Goal of the exercise
Gather all lines in the entries below that include the word "adalah".

Stored items:
========

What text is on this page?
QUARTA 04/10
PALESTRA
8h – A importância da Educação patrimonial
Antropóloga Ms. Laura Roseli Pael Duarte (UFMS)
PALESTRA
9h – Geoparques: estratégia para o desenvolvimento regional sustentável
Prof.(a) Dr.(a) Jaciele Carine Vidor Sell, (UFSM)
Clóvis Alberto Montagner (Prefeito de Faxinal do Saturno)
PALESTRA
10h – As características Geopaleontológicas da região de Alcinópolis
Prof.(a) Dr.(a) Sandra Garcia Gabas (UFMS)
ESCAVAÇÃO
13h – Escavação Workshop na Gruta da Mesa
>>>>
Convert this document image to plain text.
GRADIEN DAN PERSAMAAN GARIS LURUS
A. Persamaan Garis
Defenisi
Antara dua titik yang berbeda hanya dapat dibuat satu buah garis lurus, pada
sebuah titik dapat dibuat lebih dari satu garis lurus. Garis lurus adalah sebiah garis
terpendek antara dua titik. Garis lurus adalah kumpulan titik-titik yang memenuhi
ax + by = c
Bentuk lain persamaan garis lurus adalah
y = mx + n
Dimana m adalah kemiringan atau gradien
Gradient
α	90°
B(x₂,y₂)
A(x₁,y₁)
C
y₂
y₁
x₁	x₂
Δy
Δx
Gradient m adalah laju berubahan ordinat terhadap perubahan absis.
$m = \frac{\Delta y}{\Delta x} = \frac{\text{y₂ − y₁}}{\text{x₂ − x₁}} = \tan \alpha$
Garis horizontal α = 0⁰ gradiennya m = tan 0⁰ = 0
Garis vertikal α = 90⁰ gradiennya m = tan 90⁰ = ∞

========

Exercise solution
sebuah titik dapat dibuat lebih dari satu garis lurus. Garis lurus adalah sebiah garis
terpendek antara dua titik. Garis lurus adalah kumpulan titik-titik yang memenuhi
Bentuk lain persamaan garis lurus adalah
Dimana m adalah kemiringan atau gradien
Gradient m adalah laju berubahan ordinat terhadap perubahan absis.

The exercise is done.